▸ **TASK INSTRUCTIONS**
Scan the material that follows. Copy every line containing the word "icon".

↓

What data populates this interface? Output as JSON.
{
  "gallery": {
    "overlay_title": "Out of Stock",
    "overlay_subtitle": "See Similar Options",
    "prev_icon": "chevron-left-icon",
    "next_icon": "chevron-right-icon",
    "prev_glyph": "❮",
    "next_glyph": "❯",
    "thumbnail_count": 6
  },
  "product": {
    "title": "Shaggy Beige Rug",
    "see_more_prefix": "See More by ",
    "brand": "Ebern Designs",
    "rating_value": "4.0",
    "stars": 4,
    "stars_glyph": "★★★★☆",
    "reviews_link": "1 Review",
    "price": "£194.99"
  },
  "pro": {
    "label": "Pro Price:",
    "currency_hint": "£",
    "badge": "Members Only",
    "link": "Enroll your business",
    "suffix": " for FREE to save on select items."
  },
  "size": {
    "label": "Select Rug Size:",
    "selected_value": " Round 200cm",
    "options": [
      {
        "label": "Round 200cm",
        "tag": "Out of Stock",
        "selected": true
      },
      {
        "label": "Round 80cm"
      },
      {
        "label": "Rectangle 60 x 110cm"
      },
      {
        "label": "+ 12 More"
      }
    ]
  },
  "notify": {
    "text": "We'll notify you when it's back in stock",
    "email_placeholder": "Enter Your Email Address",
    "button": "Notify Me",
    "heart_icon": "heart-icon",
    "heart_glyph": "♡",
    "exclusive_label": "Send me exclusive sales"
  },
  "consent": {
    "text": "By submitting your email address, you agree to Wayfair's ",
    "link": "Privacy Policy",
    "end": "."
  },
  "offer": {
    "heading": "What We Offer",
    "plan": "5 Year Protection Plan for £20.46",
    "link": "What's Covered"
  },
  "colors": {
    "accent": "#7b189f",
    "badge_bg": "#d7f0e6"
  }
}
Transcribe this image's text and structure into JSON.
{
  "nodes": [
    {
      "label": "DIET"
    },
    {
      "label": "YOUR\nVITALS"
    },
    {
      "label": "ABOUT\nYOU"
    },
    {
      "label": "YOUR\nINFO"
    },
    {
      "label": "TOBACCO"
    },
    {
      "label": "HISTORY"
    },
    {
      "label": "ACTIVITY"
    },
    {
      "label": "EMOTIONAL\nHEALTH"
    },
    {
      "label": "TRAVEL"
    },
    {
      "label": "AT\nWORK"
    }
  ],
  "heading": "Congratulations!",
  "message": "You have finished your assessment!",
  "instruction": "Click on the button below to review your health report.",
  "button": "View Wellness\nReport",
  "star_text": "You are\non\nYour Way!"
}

↑

▸ **SOLUTION BELOW**
    "prev_icon": "chevron-left-icon",
    "next_icon": "chevron-right-icon",
    "heart_icon": "heart-icon",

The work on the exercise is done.